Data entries

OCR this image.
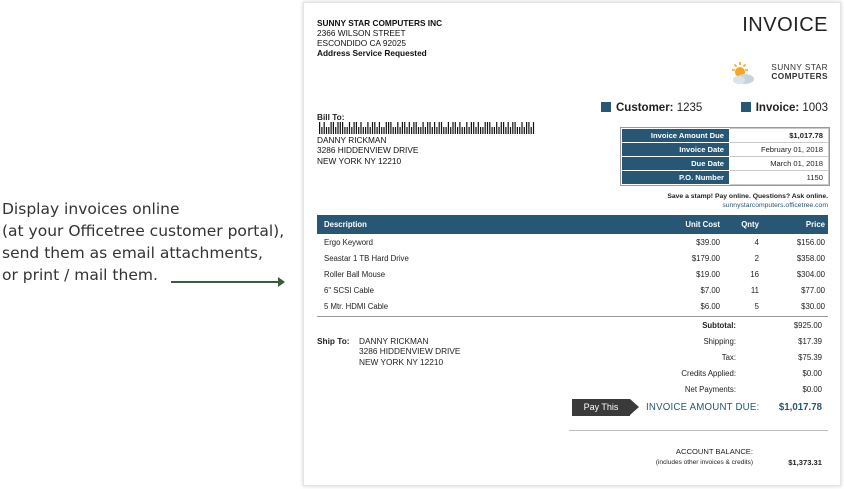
Display invoices online
(at your Officetree customer portal),
send them as email attachments,
or print / mail them.
SUNNY STAR COMPUTERS INC
2366 WILSON STREET
ESCONDIDO CA 92025
Address Service Requested
INVOICE
SUNNY STAR
COMPUTERS
Bill To:
DANNY RICKMAN
3286 HIDDENVIEW DRIVE
NEW YORK NY 12210
Customer: 1235	Invoice: 1003
Invoice Amount Due	$1,017.78
Invoice Date	February 01, 2018
Due Date	March 01, 2018
P.O. Number	1150
Save a stamp! Pay online. Questions? Ask online.
sunnystarcomputers.officetree.com
Description	Unit Cost	Qnty	Price
Ergo Keyword	$39.00	4	$156.00
Seastar 1 TB Hard Drive	$179.00	2	$358.00
Roller Ball Mouse	$19.00	16	$304.00
6" SCSI Cable	$7.00	11	$77.00
5 Mtr. HDMI Cable	$6.00	5	$30.00
Ship To: DANNY RICKMAN
3286 HIDDENVIEW DRIVE
NEW YORK NY 12210
Subtotal:	$925.00
Shipping:	$17.39
Tax:	$75.39
Credits Applied:	$0.00
Net Payments:	$0.00
Pay This	INVOICE AMOUNT DUE: $1,017.78
ACCOUNT BALANCE:
(includes other invoices & credits)	$1,373.31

> **The exercise**: Repeat the full listing above exactly, with no pictures in the copy.

> **Answer to the exercise**:
OCR this image.
Display invoices online
(at your Officetree customer portal),
send them as email attachments,
or print / mail them.
SUNNY STAR COMPUTERS INC
2366 WILSON STREET
ESCONDIDO CA 92025
Address Service Requested
INVOICE
SUNNY STAR
COMPUTERS
Bill To:
DANNY RICKMAN
3286 HIDDENVIEW DRIVE
NEW YORK NY 12210
Customer: 1235	Invoice: 1003
Invoice Amount Due	$1,017.78
Invoice Date	February 01, 2018
Due Date	March 01, 2018
P.O. Number	1150
Save a stamp! Pay online. Questions? Ask online.
sunnystarcomputers.officetree.com
Description	Unit Cost	Qnty	Price
Ergo Keyword	$39.00	4	$156.00
Seastar 1 TB Hard Drive	$179.00	2	$358.00
Roller Ball Mouse	$19.00	16	$304.00
6" SCSI Cable	$7.00	11	$77.00
5 Mtr. HDMI Cable	$6.00	5	$30.00
Ship To: DANNY RICKMAN
3286 HIDDENVIEW DRIVE
NEW YORK NY 12210
Subtotal:	$925.00
Shipping:	$17.39
Tax:	$75.39
Credits Applied:	$0.00
Net Payments:	$0.00
Pay This	INVOICE AMOUNT DUE: $1,017.78
ACCOUNT BALANCE:
(includes other invoices & credits)	$1,373.31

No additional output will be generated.